[Records]
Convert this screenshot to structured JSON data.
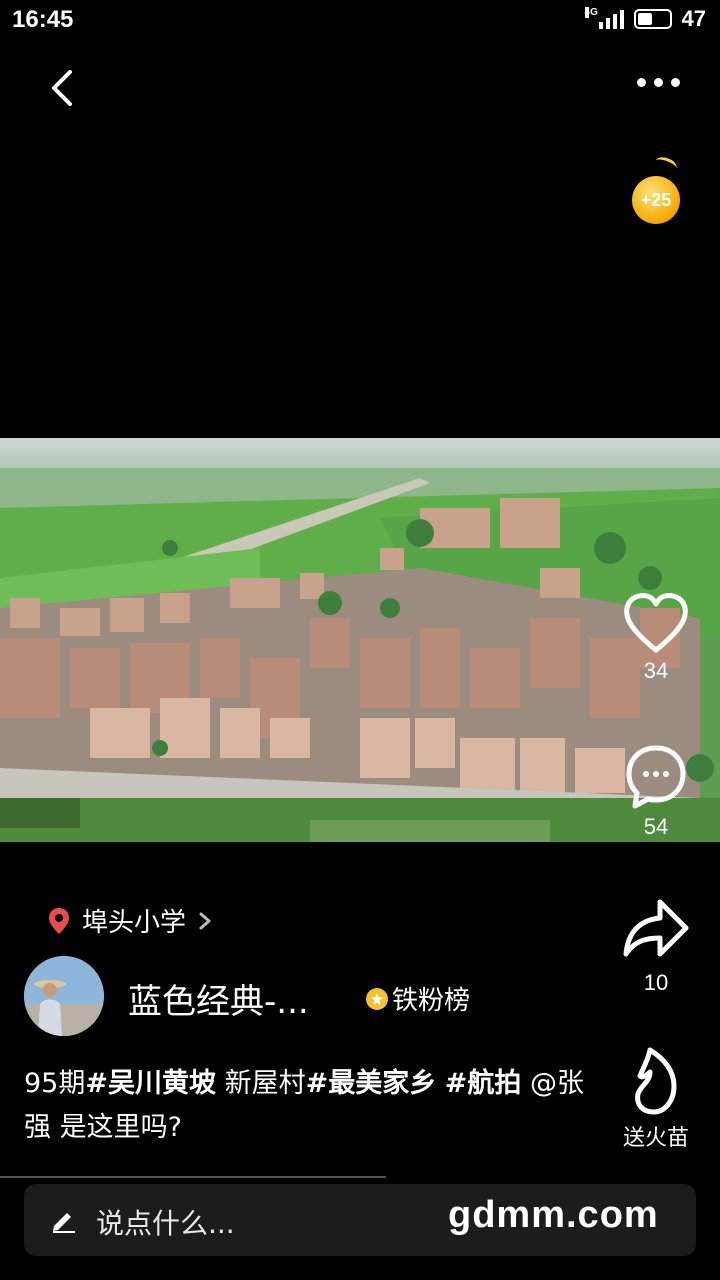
{
  "status_bar": {
    "time": "16:45",
    "network": "4G",
    "battery": "47"
  },
  "reward_coin": {
    "label": "+25"
  },
  "side_actions": {
    "like_count": "34",
    "comment_count": "54",
    "share_count": "10",
    "gift_label": "送火苗"
  },
  "location": {
    "name": "埠头小学"
  },
  "author": {
    "name": "蓝色经典-...",
    "badge": "铁粉榜"
  },
  "caption": {
    "part1": "95期",
    "tag1": "#吴川黄坡",
    "part2": " 新屋村",
    "tag2": "#最美家乡",
    "part3": " ",
    "tag3": "#航拍",
    "mention": " @张强",
    "part4": " 是这里吗?"
  },
  "comment_bar": {
    "placeholder": "说点什么..."
  },
  "watermark": "gdmm.com",
  "colors": {
    "location_pin": "#e84b4b",
    "coin": "#f5a800",
    "badge": "#f2c230"
  }
}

Stated task: Repeat all of the entries word for word, but omit the pictures.

Answer to the problem:
Convert this screenshot to structured JSON data.
{
  "status_bar": {
    "time": "16:45",
    "network": "4G",
    "battery": "47"
  },
  "reward_coin": {
    "label": "+25"
  },
  "side_actions": {
    "like_count": "34",
    "comment_count": "54",
    "share_count": "10",
    "gift_label": "送火苗"
  },
  "location": {
    "name": "埠头小学"
  },
  "author": {
    "name": "蓝色经典-...",
    "badge": "铁粉榜"
  },
  "caption": {
    "part1": "95期",
    "tag1": "#吴川黄坡",
    "part2": " 新屋村",
    "tag2": "#最美家乡",
    "part3": " ",
    "tag3": "#航拍",
    "mention": " @张强",
    "part4": " 是这里吗?"
  },
  "comment_bar": {
    "placeholder": "说点什么..."
  },
  "watermark": "gdmm.com",
  "colors": {
    "location_pin": "#e84b4b",
    "coin": "#f5a800",
    "badge": "#f2c230"
  }
}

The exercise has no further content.